> [AVAILABLE DATA]:
----

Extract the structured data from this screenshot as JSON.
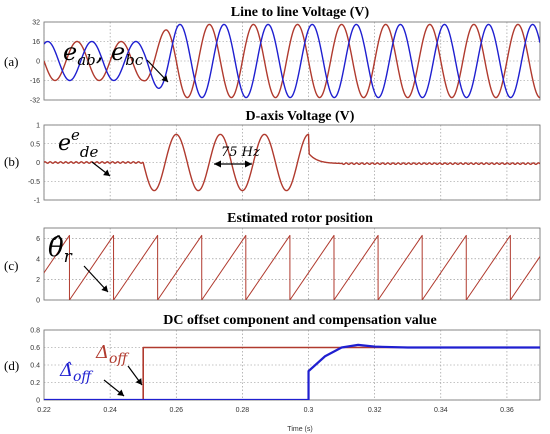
{
  "panel_labels": [
    "(a)",
    "(b)",
    "(c)",
    "(d)"
  ],
  "annotations": {
    "a_label": "e_ab, e_bc",
    "b_label": "e^e_de",
    "b_freq": "75 Hz",
    "c_label": "θ̂_r",
    "d_est": "Δ̂_off",
    "d_true": "Δ_off"
  },
  "colors": {
    "red": "#b03a2e",
    "blue": "#1f1fd0",
    "grid": "#8a8a8a"
  },
  "chart_data": [
    {
      "type": "line",
      "title": "Line to line Voltage (V)",
      "xlim": [
        0.22,
        0.37
      ],
      "ylim": [
        -32,
        32
      ],
      "yticks": [
        "32",
        "16",
        "0",
        "-16",
        "-32"
      ],
      "grid": true,
      "series": [
        {
          "name": "e_ab",
          "color": "red",
          "x": [
            0.22,
            0.25,
            0.26,
            0.37
          ],
          "frequency_hz": [
            75,
            75,
            75,
            75
          ],
          "amplitude": [
            16,
            16,
            30,
            30
          ],
          "phase_deg": 0
        },
        {
          "name": "e_bc",
          "color": "blue",
          "x": [
            0.22,
            0.25,
            0.26,
            0.37
          ],
          "frequency_hz": [
            75,
            75,
            75,
            75
          ],
          "amplitude": [
            16,
            16,
            30,
            30
          ],
          "phase_deg": -120
        }
      ]
    },
    {
      "type": "line",
      "title": "D-axis Voltage (V)",
      "xlim": [
        0.22,
        0.37
      ],
      "ylim": [
        -1,
        1
      ],
      "yticks": [
        "1",
        "0.5",
        "0",
        "-0.5",
        "-1"
      ],
      "grid": true,
      "series": [
        {
          "name": "e^e_de",
          "color": "red",
          "segments": [
            {
              "x": [
                0.22,
                0.25
              ],
              "value": 0.0
            },
            {
              "x": [
                0.25,
                0.3
              ],
              "sine_amplitude": 0.75,
              "frequency_hz": 75
            },
            {
              "x": [
                0.3,
                0.31
              ],
              "decay_from": 0.25,
              "settles_to": -0.03
            },
            {
              "x": [
                0.31,
                0.37
              ],
              "value": -0.03
            }
          ]
        }
      ]
    },
    {
      "type": "line",
      "title": "Estimated rotor position",
      "xlim": [
        0.22,
        0.37
      ],
      "ylim": [
        0,
        7
      ],
      "yticks": [
        "6",
        "4",
        "2",
        "0"
      ],
      "grid": true,
      "series": [
        {
          "name": "θ̂_r",
          "color": "red",
          "shape": "sawtooth",
          "frequency_hz": 75,
          "peak": 6.28,
          "first_reset": 0.2277
        }
      ]
    },
    {
      "type": "line",
      "title": "DC offset component and compensation value",
      "xlim": [
        0.22,
        0.37
      ],
      "ylim": [
        0,
        0.8
      ],
      "yticks": [
        "0.8",
        "0.6",
        "0.4",
        "0.2",
        "0"
      ],
      "xticks": [
        "0.22",
        "0.24",
        "0.26",
        "0.28",
        "0.3",
        "0.32",
        "0.34",
        "0.36"
      ],
      "xlabel": "Time (s)",
      "grid": true,
      "series": [
        {
          "name": "Δ_off",
          "color": "red",
          "x": [
            0.22,
            0.25,
            0.25,
            0.37
          ],
          "y": [
            0.0,
            0.0,
            0.6,
            0.6
          ]
        },
        {
          "name": "Δ̂_off",
          "color": "blue",
          "x": [
            0.22,
            0.3,
            0.3,
            0.305,
            0.31,
            0.315,
            0.32,
            0.33,
            0.37
          ],
          "y": [
            0.0,
            0.0,
            0.33,
            0.5,
            0.6,
            0.63,
            0.61,
            0.6,
            0.6
          ]
        }
      ]
    }
  ]
}
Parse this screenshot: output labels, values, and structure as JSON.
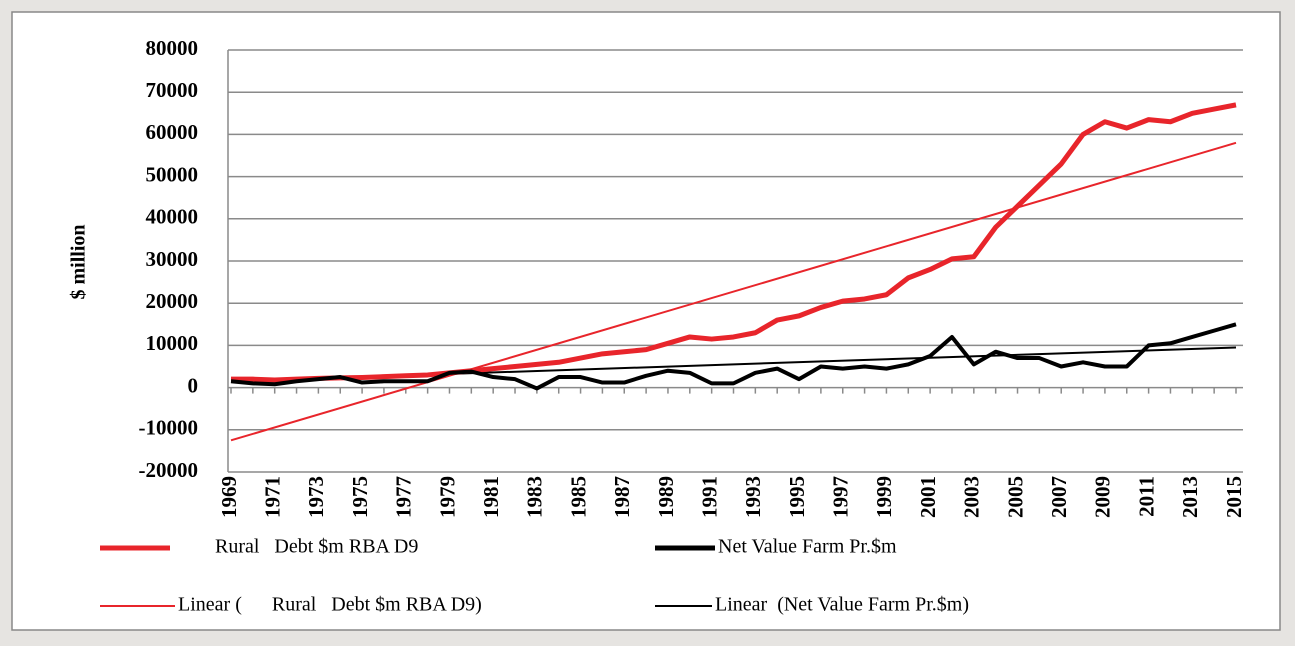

----

> [REQUIREMENTS]:
Check each line of the entries above for the word "JSON". List the ones that have it.

> [CORRECT ANSWER]:
Extract the structured data from this screenshot as JSON.
Parse this screenshot: output labels, values, and structure as JSON.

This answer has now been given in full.